• Exercise aim:
Copy out every record below, word for word.

[Dataset excerpts]
────────────────────

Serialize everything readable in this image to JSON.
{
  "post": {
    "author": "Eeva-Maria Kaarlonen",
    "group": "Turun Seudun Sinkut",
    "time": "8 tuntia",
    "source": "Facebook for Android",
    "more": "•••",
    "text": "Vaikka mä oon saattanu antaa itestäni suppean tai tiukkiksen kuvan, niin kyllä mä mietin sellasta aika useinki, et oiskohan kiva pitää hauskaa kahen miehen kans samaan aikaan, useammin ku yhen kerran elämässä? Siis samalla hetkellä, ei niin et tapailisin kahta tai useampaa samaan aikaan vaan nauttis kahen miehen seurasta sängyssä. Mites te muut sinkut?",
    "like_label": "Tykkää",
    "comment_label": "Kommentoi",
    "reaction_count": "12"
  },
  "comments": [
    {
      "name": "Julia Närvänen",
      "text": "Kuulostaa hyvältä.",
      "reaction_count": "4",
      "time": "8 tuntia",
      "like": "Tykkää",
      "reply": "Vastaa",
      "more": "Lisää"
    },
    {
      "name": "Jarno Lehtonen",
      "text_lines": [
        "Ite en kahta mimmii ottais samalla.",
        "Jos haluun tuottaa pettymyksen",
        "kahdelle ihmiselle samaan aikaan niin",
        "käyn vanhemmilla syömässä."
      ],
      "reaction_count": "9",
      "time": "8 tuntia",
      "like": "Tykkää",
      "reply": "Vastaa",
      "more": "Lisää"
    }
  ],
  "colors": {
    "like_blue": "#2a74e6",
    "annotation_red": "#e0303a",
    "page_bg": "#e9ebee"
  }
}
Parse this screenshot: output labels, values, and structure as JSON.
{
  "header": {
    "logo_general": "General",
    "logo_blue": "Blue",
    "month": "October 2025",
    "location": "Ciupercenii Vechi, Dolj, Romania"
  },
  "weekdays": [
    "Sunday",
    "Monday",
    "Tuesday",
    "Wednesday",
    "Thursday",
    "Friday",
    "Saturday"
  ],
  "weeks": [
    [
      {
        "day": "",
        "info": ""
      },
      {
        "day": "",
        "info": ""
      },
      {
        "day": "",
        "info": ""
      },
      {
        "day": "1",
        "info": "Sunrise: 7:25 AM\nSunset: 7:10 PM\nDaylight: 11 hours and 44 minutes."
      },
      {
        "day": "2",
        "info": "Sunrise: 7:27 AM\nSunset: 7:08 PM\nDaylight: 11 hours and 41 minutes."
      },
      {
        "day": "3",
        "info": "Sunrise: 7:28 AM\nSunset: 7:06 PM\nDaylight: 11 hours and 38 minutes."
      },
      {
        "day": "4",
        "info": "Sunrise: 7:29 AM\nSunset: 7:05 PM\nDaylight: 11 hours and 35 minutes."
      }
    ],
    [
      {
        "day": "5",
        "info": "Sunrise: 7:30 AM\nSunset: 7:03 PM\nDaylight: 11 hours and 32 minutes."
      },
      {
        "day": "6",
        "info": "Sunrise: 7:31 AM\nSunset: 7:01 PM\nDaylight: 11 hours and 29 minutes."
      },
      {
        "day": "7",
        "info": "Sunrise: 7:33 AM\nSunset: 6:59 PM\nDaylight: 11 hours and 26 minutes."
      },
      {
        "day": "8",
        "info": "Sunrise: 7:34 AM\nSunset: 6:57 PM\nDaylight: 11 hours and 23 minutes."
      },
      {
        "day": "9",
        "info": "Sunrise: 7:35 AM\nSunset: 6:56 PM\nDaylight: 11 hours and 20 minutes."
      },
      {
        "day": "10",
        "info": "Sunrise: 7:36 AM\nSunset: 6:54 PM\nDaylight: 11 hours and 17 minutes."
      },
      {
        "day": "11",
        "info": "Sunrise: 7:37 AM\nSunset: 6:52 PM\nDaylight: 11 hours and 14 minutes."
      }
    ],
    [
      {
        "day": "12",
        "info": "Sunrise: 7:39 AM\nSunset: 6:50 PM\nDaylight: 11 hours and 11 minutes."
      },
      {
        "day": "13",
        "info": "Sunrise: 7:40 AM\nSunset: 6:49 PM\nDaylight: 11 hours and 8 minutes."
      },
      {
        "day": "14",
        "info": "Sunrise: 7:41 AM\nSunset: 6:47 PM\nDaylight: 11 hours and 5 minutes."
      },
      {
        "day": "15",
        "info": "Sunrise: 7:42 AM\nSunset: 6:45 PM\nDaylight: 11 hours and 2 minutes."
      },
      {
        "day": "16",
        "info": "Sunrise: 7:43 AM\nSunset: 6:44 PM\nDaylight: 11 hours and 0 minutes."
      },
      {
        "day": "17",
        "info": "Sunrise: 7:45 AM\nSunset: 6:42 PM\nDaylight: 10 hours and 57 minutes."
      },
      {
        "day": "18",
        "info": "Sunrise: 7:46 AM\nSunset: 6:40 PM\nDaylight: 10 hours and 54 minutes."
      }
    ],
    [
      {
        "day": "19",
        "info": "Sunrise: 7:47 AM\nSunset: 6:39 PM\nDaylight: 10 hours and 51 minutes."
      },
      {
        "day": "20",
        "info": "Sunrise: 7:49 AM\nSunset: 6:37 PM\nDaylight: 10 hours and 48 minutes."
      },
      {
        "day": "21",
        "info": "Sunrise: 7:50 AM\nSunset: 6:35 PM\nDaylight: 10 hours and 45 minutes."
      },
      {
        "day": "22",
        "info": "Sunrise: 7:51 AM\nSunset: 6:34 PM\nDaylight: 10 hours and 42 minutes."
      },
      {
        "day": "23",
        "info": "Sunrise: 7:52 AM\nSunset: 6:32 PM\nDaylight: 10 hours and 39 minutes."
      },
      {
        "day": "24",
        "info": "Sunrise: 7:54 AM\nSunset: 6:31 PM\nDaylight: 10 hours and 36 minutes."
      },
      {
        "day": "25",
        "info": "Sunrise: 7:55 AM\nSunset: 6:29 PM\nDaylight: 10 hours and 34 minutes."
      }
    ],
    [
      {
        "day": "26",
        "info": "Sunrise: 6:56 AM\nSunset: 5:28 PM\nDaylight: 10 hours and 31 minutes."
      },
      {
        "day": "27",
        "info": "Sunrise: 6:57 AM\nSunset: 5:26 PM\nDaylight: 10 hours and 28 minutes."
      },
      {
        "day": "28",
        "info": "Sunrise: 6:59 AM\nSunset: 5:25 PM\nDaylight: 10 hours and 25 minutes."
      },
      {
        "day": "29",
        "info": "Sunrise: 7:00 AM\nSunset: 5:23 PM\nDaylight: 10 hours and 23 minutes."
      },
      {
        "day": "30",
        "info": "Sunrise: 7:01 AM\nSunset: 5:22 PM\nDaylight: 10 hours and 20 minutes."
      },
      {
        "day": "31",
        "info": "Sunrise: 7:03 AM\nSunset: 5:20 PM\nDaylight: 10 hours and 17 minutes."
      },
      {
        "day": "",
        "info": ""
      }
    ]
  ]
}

────────────────────

• Reply:
Serialize everything readable in this image to JSON.
{
  "post": {
    "author": "Eeva-Maria Kaarlonen",
    "group": "Turun Seudun Sinkut",
    "time": "8 tuntia",
    "source": "Facebook for Android",
    "more": "•••",
    "text": "Vaikka mä oon saattanu antaa itestäni suppean tai tiukkiksen kuvan, niin kyllä mä mietin sellasta aika useinki, et oiskohan kiva pitää hauskaa kahen miehen kans samaan aikaan, useammin ku yhen kerran elämässä? Siis samalla hetkellä, ei niin et tapailisin kahta tai useampaa samaan aikaan vaan nauttis kahen miehen seurasta sängyssä. Mites te muut sinkut?",
    "like_label": "Tykkää",
    "comment_label": "Kommentoi",
    "reaction_count": "12"
  },
  "comments": [
    {
      "name": "Julia Närvänen",
      "text": "Kuulostaa hyvältä.",
      "reaction_count": "4",
      "time": "8 tuntia",
      "like": "Tykkää",
      "reply": "Vastaa",
      "more": "Lisää"
    },
    {
      "name": "Jarno Lehtonen",
      "text_lines": [
        "Ite en kahta mimmii ottais samalla.",
        "Jos haluun tuottaa pettymyksen",
        "kahdelle ihmiselle samaan aikaan niin",
        "käyn vanhemmilla syömässä."
      ],
      "reaction_count": "9",
      "time": "8 tuntia",
      "like": "Tykkää",
      "reply": "Vastaa",
      "more": "Lisää"
    }
  ],
  "colors": {
    "like_blue": "#2a74e6",
    "annotation_red": "#e0303a",
    "page_bg": "#e9ebee"
  }
}
Parse this screenshot: output labels, values, and structure as JSON.
{
  "header": {
    "logo_general": "General",
    "logo_blue": "Blue",
    "month": "October 2025",
    "location": "Ciupercenii Vechi, Dolj, Romania"
  },
  "weekdays": [
    "Sunday",
    "Monday",
    "Tuesday",
    "Wednesday",
    "Thursday",
    "Friday",
    "Saturday"
  ],
  "weeks": [
    [
      {
        "day": "",
        "info": ""
      },
      {
        "day": "",
        "info": ""
      },
      {
        "day": "",
        "info": ""
      },
      {
        "day": "1",
        "info": "Sunrise: 7:25 AM\nSunset: 7:10 PM\nDaylight: 11 hours and 44 minutes."
      },
      {
        "day": "2",
        "info": "Sunrise: 7:27 AM\nSunset: 7:08 PM\nDaylight: 11 hours and 41 minutes."
      },
      {
        "day": "3",
        "info": "Sunrise: 7:28 AM\nSunset: 7:06 PM\nDaylight: 11 hours and 38 minutes."
      },
      {
        "day": "4",
        "info": "Sunrise: 7:29 AM\nSunset: 7:05 PM\nDaylight: 11 hours and 35 minutes."
      }
    ],
    [
      {
        "day": "5",
        "info": "Sunrise: 7:30 AM\nSunset: 7:03 PM\nDaylight: 11 hours and 32 minutes."
      },
      {
        "day": "6",
        "info": "Sunrise: 7:31 AM\nSunset: 7:01 PM\nDaylight: 11 hours and 29 minutes."
      },
      {
        "day": "7",
        "info": "Sunrise: 7:33 AM\nSunset: 6:59 PM\nDaylight: 11 hours and 26 minutes."
      },
      {
        "day": "8",
        "info": "Sunrise: 7:34 AM\nSunset: 6:57 PM\nDaylight: 11 hours and 23 minutes."
      },
      {
        "day": "9",
        "info": "Sunrise: 7:35 AM\nSunset: 6:56 PM\nDaylight: 11 hours and 20 minutes."
      },
      {
        "day": "10",
        "info": "Sunrise: 7:36 AM\nSunset: 6:54 PM\nDaylight: 11 hours and 17 minutes."
      },
      {
        "day": "11",
        "info": "Sunrise: 7:37 AM\nSunset: 6:52 PM\nDaylight: 11 hours and 14 minutes."
      }
    ],
    [
      {
        "day": "12",
        "info": "Sunrise: 7:39 AM\nSunset: 6:50 PM\nDaylight: 11 hours and 11 minutes."
      },
      {
        "day": "13",
        "info": "Sunrise: 7:40 AM\nSunset: 6:49 PM\nDaylight: 11 hours and 8 minutes."
      },
      {
        "day": "14",
        "info": "Sunrise: 7:41 AM\nSunset: 6:47 PM\nDaylight: 11 hours and 5 minutes."
      },
      {
        "day": "15",
        "info": "Sunrise: 7:42 AM\nSunset: 6:45 PM\nDaylight: 11 hours and 2 minutes."
      },
      {
        "day": "16",
        "info": "Sunrise: 7:43 AM\nSunset: 6:44 PM\nDaylight: 11 hours and 0 minutes."
      },
      {
        "day": "17",
        "info": "Sunrise: 7:45 AM\nSunset: 6:42 PM\nDaylight: 10 hours and 57 minutes."
      },
      {
        "day": "18",
        "info": "Sunrise: 7:46 AM\nSunset: 6:40 PM\nDaylight: 10 hours and 54 minutes."
      }
    ],
    [
      {
        "day": "19",
        "info": "Sunrise: 7:47 AM\nSunset: 6:39 PM\nDaylight: 10 hours and 51 minutes."
      },
      {
        "day": "20",
        "info": "Sunrise: 7:49 AM\nSunset: 6:37 PM\nDaylight: 10 hours and 48 minutes."
      },
      {
        "day": "21",
        "info": "Sunrise: 7:50 AM\nSunset: 6:35 PM\nDaylight: 10 hours and 45 minutes."
      },
      {
        "day": "22",
        "info": "Sunrise: 7:51 AM\nSunset: 6:34 PM\nDaylight: 10 hours and 42 minutes."
      },
      {
        "day": "23",
        "info": "Sunrise: 7:52 AM\nSunset: 6:32 PM\nDaylight: 10 hours and 39 minutes."
      },
      {
        "day": "24",
        "info": "Sunrise: 7:54 AM\nSunset: 6:31 PM\nDaylight: 10 hours and 36 minutes."
      },
      {
        "day": "25",
        "info": "Sunrise: 7:55 AM\nSunset: 6:29 PM\nDaylight: 10 hours and 34 minutes."
      }
    ],
    [
      {
        "day": "26",
        "info": "Sunrise: 6:56 AM\nSunset: 5:28 PM\nDaylight: 10 hours and 31 minutes."
      },
      {
        "day": "27",
        "info": "Sunrise: 6:57 AM\nSunset: 5:26 PM\nDaylight: 10 hours and 28 minutes."
      },
      {
        "day": "28",
        "info": "Sunrise: 6:59 AM\nSunset: 5:25 PM\nDaylight: 10 hours and 25 minutes."
      },
      {
        "day": "29",
        "info": "Sunrise: 7:00 AM\nSunset: 5:23 PM\nDaylight: 10 hours and 23 minutes."
      },
      {
        "day": "30",
        "info": "Sunrise: 7:01 AM\nSunset: 5:22 PM\nDaylight: 10 hours and 20 minutes."
      },
      {
        "day": "31",
        "info": "Sunrise: 7:03 AM\nSunset: 5:20 PM\nDaylight: 10 hours and 17 minutes."
      },
      {
        "day": "",
        "info": ""
      }
    ]
  ]
}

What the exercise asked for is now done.